◆ Written instruction: Filter out everything except lines holding "duration".

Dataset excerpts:
────────

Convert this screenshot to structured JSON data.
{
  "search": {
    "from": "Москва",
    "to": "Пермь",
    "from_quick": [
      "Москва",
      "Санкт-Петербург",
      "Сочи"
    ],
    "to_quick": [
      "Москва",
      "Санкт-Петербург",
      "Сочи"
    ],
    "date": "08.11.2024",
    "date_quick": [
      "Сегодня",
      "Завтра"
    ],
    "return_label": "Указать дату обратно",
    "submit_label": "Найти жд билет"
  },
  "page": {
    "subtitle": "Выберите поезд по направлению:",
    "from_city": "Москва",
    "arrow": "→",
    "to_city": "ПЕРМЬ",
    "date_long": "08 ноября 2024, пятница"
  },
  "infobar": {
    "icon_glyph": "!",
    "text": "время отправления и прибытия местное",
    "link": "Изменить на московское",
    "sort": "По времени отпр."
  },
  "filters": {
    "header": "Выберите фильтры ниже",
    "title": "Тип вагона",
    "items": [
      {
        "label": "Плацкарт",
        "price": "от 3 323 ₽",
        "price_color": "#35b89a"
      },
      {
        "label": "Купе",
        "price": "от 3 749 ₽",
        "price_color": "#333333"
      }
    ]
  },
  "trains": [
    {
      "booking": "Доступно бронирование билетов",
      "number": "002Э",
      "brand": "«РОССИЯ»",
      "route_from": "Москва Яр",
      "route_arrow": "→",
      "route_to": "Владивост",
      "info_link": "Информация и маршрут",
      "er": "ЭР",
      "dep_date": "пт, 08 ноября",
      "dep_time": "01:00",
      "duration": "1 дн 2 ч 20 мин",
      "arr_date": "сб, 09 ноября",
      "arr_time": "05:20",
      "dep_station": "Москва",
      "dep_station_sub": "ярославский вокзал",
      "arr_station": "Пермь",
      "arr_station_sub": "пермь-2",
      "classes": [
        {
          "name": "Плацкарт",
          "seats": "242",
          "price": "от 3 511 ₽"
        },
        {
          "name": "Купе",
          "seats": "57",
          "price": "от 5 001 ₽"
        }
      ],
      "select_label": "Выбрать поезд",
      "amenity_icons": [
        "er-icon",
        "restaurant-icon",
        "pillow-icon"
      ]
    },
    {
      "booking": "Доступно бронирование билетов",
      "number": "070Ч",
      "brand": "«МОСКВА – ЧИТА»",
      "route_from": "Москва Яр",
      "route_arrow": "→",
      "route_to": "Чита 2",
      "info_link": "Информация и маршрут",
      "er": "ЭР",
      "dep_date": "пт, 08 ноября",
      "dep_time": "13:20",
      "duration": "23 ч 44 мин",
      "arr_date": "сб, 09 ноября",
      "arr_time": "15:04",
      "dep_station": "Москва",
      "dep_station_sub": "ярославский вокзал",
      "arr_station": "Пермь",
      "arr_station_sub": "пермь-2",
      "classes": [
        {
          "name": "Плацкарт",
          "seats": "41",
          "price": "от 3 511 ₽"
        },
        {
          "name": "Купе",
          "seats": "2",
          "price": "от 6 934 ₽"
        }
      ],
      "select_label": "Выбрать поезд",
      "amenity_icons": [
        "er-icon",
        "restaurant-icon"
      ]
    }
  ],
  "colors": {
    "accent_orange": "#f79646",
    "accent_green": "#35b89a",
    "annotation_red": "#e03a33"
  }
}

────────

◆ Solution for this exercise:
      "duration": "1 дн 2 ч 20 мин",
      "duration": "23 ч 44 мин",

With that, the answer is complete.